Work required:
Filter the records below down to lines containing "Российской".
· · · · ·
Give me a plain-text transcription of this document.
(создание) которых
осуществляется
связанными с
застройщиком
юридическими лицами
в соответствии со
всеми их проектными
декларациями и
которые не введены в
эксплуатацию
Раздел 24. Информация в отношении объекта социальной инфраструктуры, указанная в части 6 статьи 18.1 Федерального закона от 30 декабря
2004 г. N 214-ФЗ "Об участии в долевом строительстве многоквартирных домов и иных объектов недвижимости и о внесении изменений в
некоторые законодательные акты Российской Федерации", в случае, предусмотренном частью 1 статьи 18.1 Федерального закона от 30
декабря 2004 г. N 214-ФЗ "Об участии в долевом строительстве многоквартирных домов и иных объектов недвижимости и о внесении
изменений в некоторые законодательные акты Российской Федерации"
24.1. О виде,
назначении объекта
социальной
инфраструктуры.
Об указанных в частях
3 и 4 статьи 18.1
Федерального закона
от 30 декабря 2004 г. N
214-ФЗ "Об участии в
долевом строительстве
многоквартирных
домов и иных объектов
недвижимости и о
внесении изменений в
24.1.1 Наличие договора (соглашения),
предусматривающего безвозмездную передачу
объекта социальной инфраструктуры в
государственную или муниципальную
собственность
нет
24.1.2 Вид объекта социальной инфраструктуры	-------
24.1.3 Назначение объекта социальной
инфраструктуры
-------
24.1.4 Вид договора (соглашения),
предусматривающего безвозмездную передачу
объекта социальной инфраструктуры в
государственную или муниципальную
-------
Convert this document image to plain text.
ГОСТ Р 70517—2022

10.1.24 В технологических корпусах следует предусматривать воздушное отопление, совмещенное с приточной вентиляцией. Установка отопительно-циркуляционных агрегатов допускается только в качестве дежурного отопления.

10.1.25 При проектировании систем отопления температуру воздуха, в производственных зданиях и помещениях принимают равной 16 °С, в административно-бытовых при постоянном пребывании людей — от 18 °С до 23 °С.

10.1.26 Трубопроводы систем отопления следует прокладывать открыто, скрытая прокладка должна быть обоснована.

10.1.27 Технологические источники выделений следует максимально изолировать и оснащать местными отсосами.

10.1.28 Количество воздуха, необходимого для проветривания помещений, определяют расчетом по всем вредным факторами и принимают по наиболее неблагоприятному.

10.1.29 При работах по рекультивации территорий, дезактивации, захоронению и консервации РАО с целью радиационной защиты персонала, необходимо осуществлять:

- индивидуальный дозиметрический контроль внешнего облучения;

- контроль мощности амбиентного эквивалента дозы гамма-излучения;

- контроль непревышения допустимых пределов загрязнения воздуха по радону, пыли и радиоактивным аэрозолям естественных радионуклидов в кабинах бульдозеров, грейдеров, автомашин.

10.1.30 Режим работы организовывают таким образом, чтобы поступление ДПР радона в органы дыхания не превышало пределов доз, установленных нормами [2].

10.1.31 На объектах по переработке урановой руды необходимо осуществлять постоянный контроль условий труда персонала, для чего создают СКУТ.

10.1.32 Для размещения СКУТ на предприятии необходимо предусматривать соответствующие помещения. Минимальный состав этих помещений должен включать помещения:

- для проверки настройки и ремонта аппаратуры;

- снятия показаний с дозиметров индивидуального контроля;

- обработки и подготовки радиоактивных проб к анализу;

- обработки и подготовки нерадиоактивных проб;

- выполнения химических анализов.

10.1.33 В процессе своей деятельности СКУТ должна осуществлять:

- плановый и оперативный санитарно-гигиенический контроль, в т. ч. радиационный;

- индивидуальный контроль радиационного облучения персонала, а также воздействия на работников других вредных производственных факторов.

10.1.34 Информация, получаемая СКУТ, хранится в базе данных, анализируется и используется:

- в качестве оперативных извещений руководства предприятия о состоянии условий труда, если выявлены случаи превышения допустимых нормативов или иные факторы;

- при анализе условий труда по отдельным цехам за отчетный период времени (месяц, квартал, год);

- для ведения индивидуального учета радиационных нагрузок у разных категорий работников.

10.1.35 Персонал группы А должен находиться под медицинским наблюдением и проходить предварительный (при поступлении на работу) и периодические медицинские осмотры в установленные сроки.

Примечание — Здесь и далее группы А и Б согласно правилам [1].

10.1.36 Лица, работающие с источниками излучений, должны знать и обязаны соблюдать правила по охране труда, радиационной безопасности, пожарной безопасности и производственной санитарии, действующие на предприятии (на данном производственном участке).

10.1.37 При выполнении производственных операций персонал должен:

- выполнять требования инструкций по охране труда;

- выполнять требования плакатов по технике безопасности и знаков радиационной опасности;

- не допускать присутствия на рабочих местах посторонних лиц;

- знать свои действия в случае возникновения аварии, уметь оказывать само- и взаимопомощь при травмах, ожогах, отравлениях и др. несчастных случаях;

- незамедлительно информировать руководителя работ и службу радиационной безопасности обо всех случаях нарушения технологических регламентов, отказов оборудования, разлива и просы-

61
· · · · ·
Output of the task:
некоторые законодательные акты Российской Федерации", в случае, предусмотренном частью 1 статьи 18.1 Федерального закона от 30
изменений в некоторые законодательные акты Российской Федерации"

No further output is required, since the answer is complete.